**The request**
Without the pictures, can you quote each line below exactly?

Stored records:
** START **
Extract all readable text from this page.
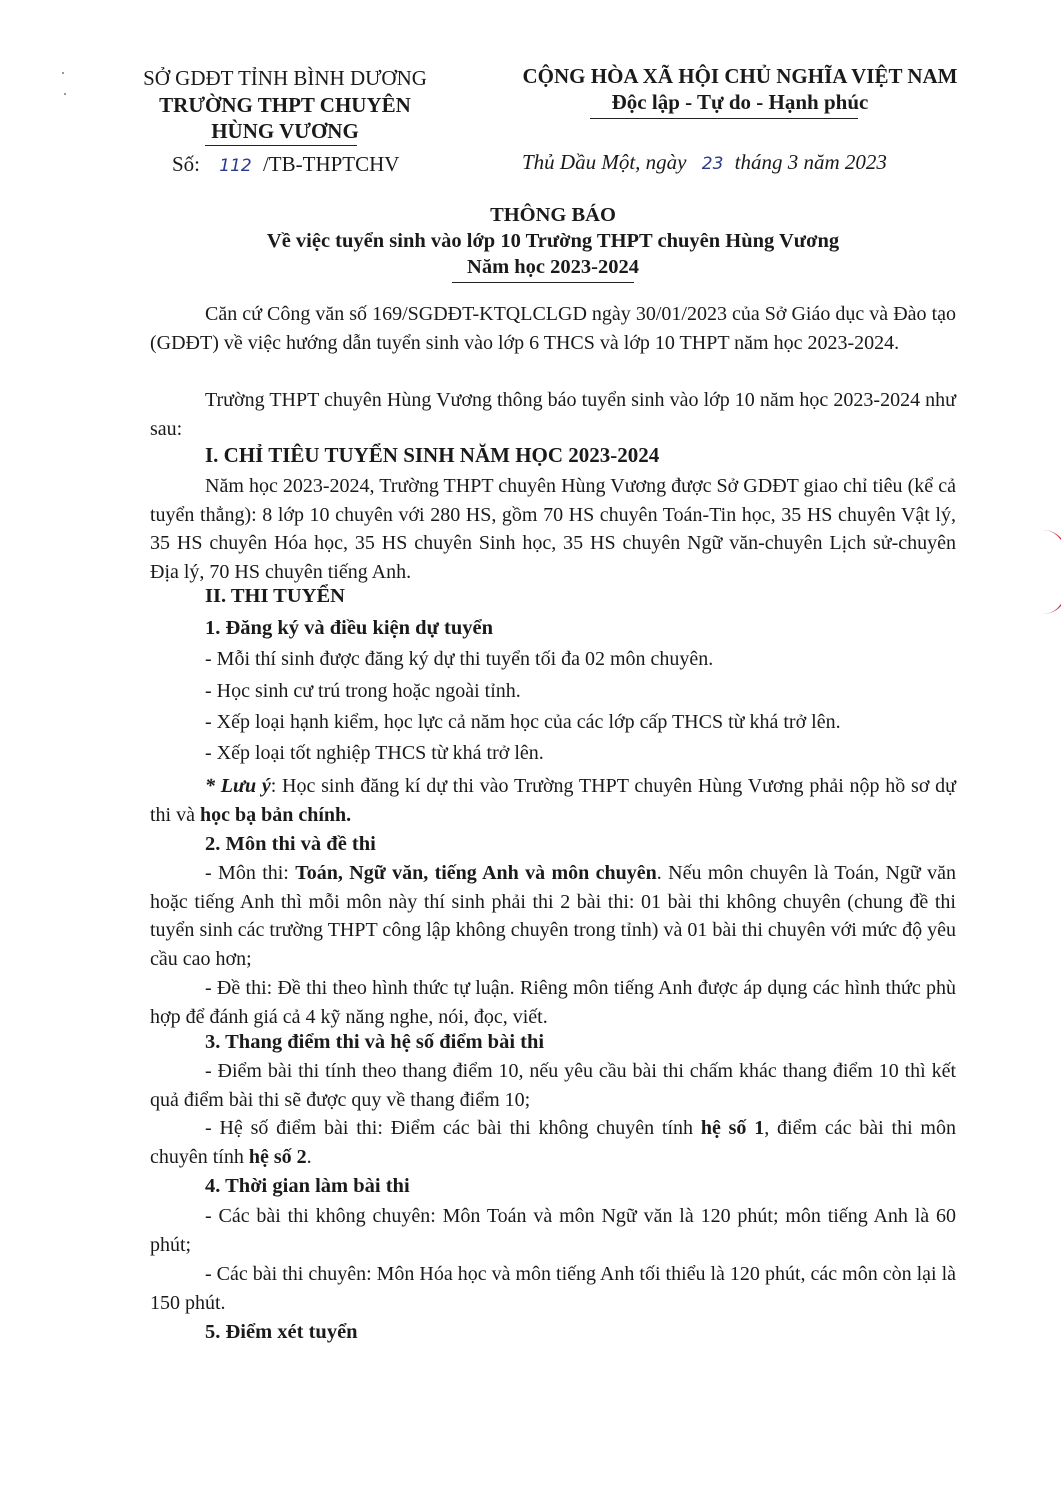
SỞ GDĐT TỈNH BÌNH DƯƠNG
TRƯỜNG THPT CHUYÊN
HÙNG VƯƠNG
Số: 112 /TB-THPTCHV
CỘNG HÒA XÃ HỘI CHỦ NGHĨA VIỆT NAM
Độc lập - Tự do - Hạnh phúc
Thủ Dầu Một, ngày 23 tháng 3 năm 2023
THÔNG BÁO
Về việc tuyển sinh vào lớp 10 Trường THPT chuyên Hùng Vương
Năm học 2023-2024
Căn cứ Công văn số 169/SGDĐT-KTQLCLGD ngày 30/01/2023 của Sở Giáo dục và Đào tạo (GDĐT) về việc hướng dẫn tuyển sinh vào lớp 6 THCS và lớp 10 THPT năm học 2023-2024.
Trường THPT chuyên Hùng Vương thông báo tuyển sinh vào lớp 10 năm học 2023-2024 như sau:
I. CHỈ TIÊU TUYỂN SINH NĂM HỌC 2023-2024
Năm học 2023-2024, Trường THPT chuyên Hùng Vương được Sở GDĐT giao chỉ tiêu (kể cả tuyển thẳng): 8 lớp 10 chuyên với 280 HS, gồm 70 HS chuyên Toán-Tin học, 35 HS chuyên Vật lý, 35 HS chuyên Hóa học, 35 HS chuyên Sinh học, 35 HS chuyên Ngữ văn-chuyên Lịch sử-chuyên Địa lý, 70 HS chuyên tiếng Anh.
II. THI TUYỂN
1. Đăng ký và điều kiện dự tuyển
- Mỗi thí sinh được đăng ký dự thi tuyển tối đa 02 môn chuyên.
- Học sinh cư trú trong hoặc ngoài tỉnh.
- Xếp loại hạnh kiểm, học lực cả năm học của các lớp cấp THCS từ khá trở lên.
- Xếp loại tốt nghiệp THCS từ khá trở lên.
* Lưu ý: Học sinh đăng kí dự thi vào Trường THPT chuyên Hùng Vương phải nộp hồ sơ dự thi và học bạ bản chính.
2. Môn thi và đề thi
- Môn thi: Toán, Ngữ văn, tiếng Anh và môn chuyên. Nếu môn chuyên là Toán, Ngữ văn hoặc tiếng Anh thì mỗi môn này thí sinh phải thi 2 bài thi: 01 bài thi không chuyên (chung đề thi tuyển sinh các trường THPT công lập không chuyên trong tỉnh) và 01 bài thi chuyên với mức độ yêu cầu cao hơn;
- Đề thi: Đề thi theo hình thức tự luận. Riêng môn tiếng Anh được áp dụng các hình thức phù hợp để đánh giá cả 4 kỹ năng nghe, nói, đọc, viết.
3. Thang điểm thi và hệ số điểm bài thi
- Điểm bài thi tính theo thang điểm 10, nếu yêu cầu bài thi chấm khác thang điểm 10 thì kết quả điểm bài thi sẽ được quy về thang điểm 10;
- Hệ số điểm bài thi: Điểm các bài thi không chuyên tính hệ số 1, điểm các bài thi môn chuyên tính hệ số 2.
4. Thời gian làm bài thi
- Các bài thi không chuyên: Môn Toán và môn Ngữ văn là 120 phút; môn tiếng Anh là 60 phút;
- Các bài thi chuyên: Môn Hóa học và môn tiếng Anh tối thiểu là 120 phút, các môn còn lại là 150 phút.
5. Điểm xét tuyển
** END **
**Task answer**
Extract all readable text from this page.
SỞ GDĐT TỈNH BÌNH DƯƠNG
TRƯỜNG THPT CHUYÊN
HÙNG VƯƠNG
Số: 112 /TB-THPTCHV
CỘNG HÒA XÃ HỘI CHỦ NGHĨA VIỆT NAM
Độc lập - Tự do - Hạnh phúc
Thủ Dầu Một, ngày 23 tháng 3 năm 2023
THÔNG BÁO
Về việc tuyển sinh vào lớp 10 Trường THPT chuyên Hùng Vương
Năm học 2023-2024
Căn cứ Công văn số 169/SGDĐT-KTQLCLGD ngày 30/01/2023 của Sở Giáo dục và Đào tạo (GDĐT) về việc hướng dẫn tuyển sinh vào lớp 6 THCS và lớp 10 THPT năm học 2023-2024.
Trường THPT chuyên Hùng Vương thông báo tuyển sinh vào lớp 10 năm học 2023-2024 như sau:
I. CHỈ TIÊU TUYỂN SINH NĂM HỌC 2023-2024
Năm học 2023-2024, Trường THPT chuyên Hùng Vương được Sở GDĐT giao chỉ tiêu (kể cả tuyển thẳng): 8 lớp 10 chuyên với 280 HS, gồm 70 HS chuyên Toán-Tin học, 35 HS chuyên Vật lý, 35 HS chuyên Hóa học, 35 HS chuyên Sinh học, 35 HS chuyên Ngữ văn-chuyên Lịch sử-chuyên Địa lý, 70 HS chuyên tiếng Anh.
II. THI TUYỂN
1. Đăng ký và điều kiện dự tuyển
- Mỗi thí sinh được đăng ký dự thi tuyển tối đa 02 môn chuyên.
- Học sinh cư trú trong hoặc ngoài tỉnh.
- Xếp loại hạnh kiểm, học lực cả năm học của các lớp cấp THCS từ khá trở lên.
- Xếp loại tốt nghiệp THCS từ khá trở lên.
* Lưu ý: Học sinh đăng kí dự thi vào Trường THPT chuyên Hùng Vương phải nộp hồ sơ dự thi và học bạ bản chính.
2. Môn thi và đề thi
- Môn thi: Toán, Ngữ văn, tiếng Anh và môn chuyên. Nếu môn chuyên là Toán, Ngữ văn hoặc tiếng Anh thì mỗi môn này thí sinh phải thi 2 bài thi: 01 bài thi không chuyên (chung đề thi tuyển sinh các trường THPT công lập không chuyên trong tỉnh) và 01 bài thi chuyên với mức độ yêu cầu cao hơn;
- Đề thi: Đề thi theo hình thức tự luận. Riêng môn tiếng Anh được áp dụng các hình thức phù hợp để đánh giá cả 4 kỹ năng nghe, nói, đọc, viết.
3. Thang điểm thi và hệ số điểm bài thi
- Điểm bài thi tính theo thang điểm 10, nếu yêu cầu bài thi chấm khác thang điểm 10 thì kết quả điểm bài thi sẽ được quy về thang điểm 10;
- Hệ số điểm bài thi: Điểm các bài thi không chuyên tính hệ số 1, điểm các bài thi môn chuyên tính hệ số 2.
4. Thời gian làm bài thi
- Các bài thi không chuyên: Môn Toán và môn Ngữ văn là 120 phút; môn tiếng Anh là 60 phút;
- Các bài thi chuyên: Môn Hóa học và môn tiếng Anh tối thiểu là 120 phút, các môn còn lại là 150 phút.
5. Điểm xét tuyển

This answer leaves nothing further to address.